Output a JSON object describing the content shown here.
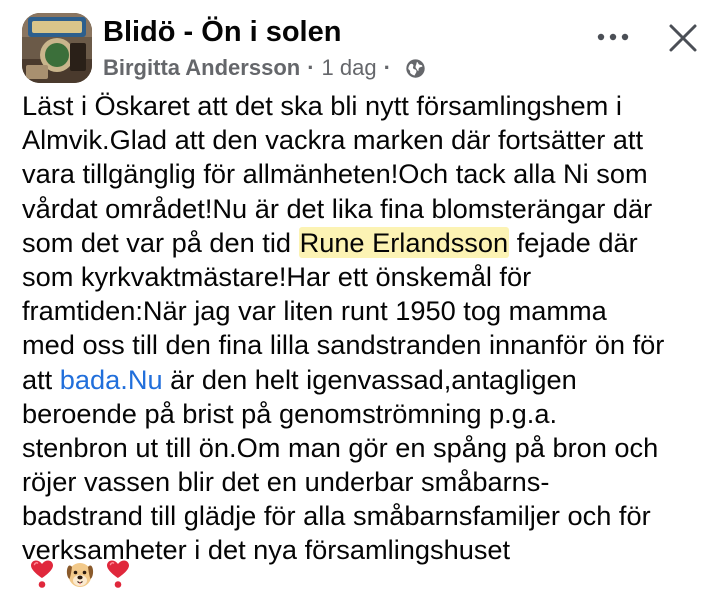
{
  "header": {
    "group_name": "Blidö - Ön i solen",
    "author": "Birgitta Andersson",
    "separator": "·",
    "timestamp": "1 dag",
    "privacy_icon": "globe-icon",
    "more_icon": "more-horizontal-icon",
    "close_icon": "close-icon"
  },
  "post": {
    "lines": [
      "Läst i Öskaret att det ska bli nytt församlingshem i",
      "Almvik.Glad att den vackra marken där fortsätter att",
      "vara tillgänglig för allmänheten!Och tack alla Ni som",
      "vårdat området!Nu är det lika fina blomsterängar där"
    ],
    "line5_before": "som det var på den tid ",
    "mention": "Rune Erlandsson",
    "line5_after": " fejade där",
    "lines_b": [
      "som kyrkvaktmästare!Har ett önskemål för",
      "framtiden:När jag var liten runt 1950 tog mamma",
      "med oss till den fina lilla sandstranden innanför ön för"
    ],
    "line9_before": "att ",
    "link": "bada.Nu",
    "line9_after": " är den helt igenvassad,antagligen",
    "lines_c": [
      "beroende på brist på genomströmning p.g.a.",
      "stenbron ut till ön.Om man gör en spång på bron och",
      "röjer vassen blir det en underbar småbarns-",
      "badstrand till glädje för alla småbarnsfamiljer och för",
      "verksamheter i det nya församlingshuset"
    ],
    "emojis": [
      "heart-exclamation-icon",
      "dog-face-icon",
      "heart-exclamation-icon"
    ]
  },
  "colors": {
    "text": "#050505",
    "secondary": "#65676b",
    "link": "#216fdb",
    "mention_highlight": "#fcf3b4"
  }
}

☆ ☆ ☆

Drop the images and return the data verbatim.

Output a JSON object describing the content shown here.
{
  "header": {
    "group_name": "Blidö - Ön i solen",
    "author": "Birgitta Andersson",
    "separator": "·",
    "timestamp": "1 dag",
    "privacy_icon": "globe-icon",
    "more_icon": "more-horizontal-icon",
    "close_icon": "close-icon"
  },
  "post": {
    "lines": [
      "Läst i Öskaret att det ska bli nytt församlingshem i",
      "Almvik.Glad att den vackra marken där fortsätter att",
      "vara tillgänglig för allmänheten!Och tack alla Ni som",
      "vårdat området!Nu är det lika fina blomsterängar där"
    ],
    "line5_before": "som det var på den tid ",
    "mention": "Rune Erlandsson",
    "line5_after": " fejade där",
    "lines_b": [
      "som kyrkvaktmästare!Har ett önskemål för",
      "framtiden:När jag var liten runt 1950 tog mamma",
      "med oss till den fina lilla sandstranden innanför ön för"
    ],
    "line9_before": "att ",
    "link": "bada.Nu",
    "line9_after": " är den helt igenvassad,antagligen",
    "lines_c": [
      "beroende på brist på genomströmning p.g.a.",
      "stenbron ut till ön.Om man gör en spång på bron och",
      "röjer vassen blir det en underbar småbarns-",
      "badstrand till glädje för alla småbarnsfamiljer och för",
      "verksamheter i det nya församlingshuset"
    ],
    "emojis": [
      "heart-exclamation-icon",
      "dog-face-icon",
      "heart-exclamation-icon"
    ]
  },
  "colors": {
    "text": "#050505",
    "secondary": "#65676b",
    "link": "#216fdb",
    "mention_highlight": "#fcf3b4"
  }
}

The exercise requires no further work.